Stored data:
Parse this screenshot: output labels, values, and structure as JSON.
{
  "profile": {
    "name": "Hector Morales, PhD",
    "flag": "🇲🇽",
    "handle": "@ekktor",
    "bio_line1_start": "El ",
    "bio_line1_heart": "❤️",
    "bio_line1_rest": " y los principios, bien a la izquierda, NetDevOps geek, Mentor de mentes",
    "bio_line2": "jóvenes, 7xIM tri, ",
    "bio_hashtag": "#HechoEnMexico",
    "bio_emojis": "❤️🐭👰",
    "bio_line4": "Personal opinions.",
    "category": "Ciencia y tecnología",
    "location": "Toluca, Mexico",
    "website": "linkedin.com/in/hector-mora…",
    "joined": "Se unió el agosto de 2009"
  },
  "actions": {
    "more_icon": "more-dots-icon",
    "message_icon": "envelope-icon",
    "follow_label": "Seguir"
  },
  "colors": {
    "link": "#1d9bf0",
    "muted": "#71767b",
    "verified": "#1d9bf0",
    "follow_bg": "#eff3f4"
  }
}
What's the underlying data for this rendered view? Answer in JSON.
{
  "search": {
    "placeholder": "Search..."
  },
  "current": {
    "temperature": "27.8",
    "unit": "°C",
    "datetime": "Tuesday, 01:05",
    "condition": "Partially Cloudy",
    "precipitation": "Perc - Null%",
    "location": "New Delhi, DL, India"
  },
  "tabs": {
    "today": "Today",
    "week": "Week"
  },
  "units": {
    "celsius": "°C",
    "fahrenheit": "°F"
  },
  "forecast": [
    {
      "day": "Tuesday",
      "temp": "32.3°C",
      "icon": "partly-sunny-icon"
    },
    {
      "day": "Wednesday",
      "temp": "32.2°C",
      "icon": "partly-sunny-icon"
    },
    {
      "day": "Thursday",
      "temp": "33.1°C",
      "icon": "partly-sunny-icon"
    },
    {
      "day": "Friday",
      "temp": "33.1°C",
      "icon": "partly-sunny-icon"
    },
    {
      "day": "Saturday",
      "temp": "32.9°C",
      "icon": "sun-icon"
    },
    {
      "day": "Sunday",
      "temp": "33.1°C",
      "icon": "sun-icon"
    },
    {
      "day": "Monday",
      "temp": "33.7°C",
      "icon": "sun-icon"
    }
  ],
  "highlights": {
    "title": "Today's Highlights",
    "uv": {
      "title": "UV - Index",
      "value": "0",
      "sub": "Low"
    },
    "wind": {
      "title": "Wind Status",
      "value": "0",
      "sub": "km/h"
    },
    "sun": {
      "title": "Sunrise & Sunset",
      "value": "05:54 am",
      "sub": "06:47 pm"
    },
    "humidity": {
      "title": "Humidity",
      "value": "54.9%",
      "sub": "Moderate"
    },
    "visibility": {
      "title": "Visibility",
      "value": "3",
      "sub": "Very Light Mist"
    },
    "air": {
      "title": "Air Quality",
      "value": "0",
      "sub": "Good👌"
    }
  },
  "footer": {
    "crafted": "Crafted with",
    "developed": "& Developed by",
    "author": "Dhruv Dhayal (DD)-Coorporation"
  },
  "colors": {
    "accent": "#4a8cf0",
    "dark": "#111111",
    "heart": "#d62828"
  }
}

→ **WRITTEN TASK**: Extract all lines containing the word "Today".

→ **TASK RESULT**:
    "today": "Today",
    "title": "Today's Highlights",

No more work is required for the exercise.